[Dataset rows about figures]
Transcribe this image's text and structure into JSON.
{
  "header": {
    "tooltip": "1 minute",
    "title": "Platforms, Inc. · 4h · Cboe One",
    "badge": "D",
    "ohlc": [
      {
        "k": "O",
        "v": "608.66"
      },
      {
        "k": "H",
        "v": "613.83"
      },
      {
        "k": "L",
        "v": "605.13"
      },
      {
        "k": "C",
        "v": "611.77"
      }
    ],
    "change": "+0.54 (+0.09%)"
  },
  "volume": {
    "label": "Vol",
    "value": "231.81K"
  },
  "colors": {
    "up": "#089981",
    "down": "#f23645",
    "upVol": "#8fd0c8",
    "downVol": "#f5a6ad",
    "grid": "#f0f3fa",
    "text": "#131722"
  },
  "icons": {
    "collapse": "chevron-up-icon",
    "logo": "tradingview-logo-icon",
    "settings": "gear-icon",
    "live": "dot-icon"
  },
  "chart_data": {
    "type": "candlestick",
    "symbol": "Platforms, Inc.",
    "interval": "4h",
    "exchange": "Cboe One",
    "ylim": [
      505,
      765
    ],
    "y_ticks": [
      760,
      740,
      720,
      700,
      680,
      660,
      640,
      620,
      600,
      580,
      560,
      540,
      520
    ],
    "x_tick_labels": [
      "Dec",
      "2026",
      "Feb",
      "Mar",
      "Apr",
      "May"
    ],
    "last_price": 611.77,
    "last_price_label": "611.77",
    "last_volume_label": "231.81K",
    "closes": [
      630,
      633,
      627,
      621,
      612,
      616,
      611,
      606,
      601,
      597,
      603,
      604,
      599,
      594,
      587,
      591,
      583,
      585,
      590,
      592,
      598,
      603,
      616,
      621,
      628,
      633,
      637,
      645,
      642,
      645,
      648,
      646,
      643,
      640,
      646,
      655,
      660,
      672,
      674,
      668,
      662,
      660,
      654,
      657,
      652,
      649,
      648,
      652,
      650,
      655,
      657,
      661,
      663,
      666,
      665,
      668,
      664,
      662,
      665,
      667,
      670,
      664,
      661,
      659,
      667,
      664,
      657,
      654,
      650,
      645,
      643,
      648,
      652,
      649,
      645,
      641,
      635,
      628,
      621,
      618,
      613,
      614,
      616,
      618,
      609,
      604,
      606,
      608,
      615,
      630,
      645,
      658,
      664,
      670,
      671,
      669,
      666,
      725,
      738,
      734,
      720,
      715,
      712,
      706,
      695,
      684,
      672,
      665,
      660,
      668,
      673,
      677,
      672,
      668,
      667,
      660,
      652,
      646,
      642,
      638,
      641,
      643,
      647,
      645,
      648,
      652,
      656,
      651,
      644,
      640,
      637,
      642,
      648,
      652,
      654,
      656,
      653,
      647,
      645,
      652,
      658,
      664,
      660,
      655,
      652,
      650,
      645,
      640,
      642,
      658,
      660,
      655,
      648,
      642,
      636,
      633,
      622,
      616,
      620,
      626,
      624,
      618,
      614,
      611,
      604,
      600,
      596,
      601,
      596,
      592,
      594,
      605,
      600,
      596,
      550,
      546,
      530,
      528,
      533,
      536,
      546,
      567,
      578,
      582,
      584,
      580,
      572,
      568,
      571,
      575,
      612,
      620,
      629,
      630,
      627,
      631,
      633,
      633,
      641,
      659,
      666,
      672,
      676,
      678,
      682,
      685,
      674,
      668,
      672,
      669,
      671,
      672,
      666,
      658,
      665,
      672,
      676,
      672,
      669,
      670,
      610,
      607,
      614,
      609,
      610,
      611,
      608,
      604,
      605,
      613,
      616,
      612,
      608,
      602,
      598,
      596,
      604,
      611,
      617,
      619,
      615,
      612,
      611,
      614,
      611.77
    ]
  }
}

## WHAT YOU HAVE TO DO
Where a line in the entries holds "text", copy that line.

## SOLUTION TO THIS PROBLEM
Transcribe this image's text and structure into JSON.
    "text": "#131722"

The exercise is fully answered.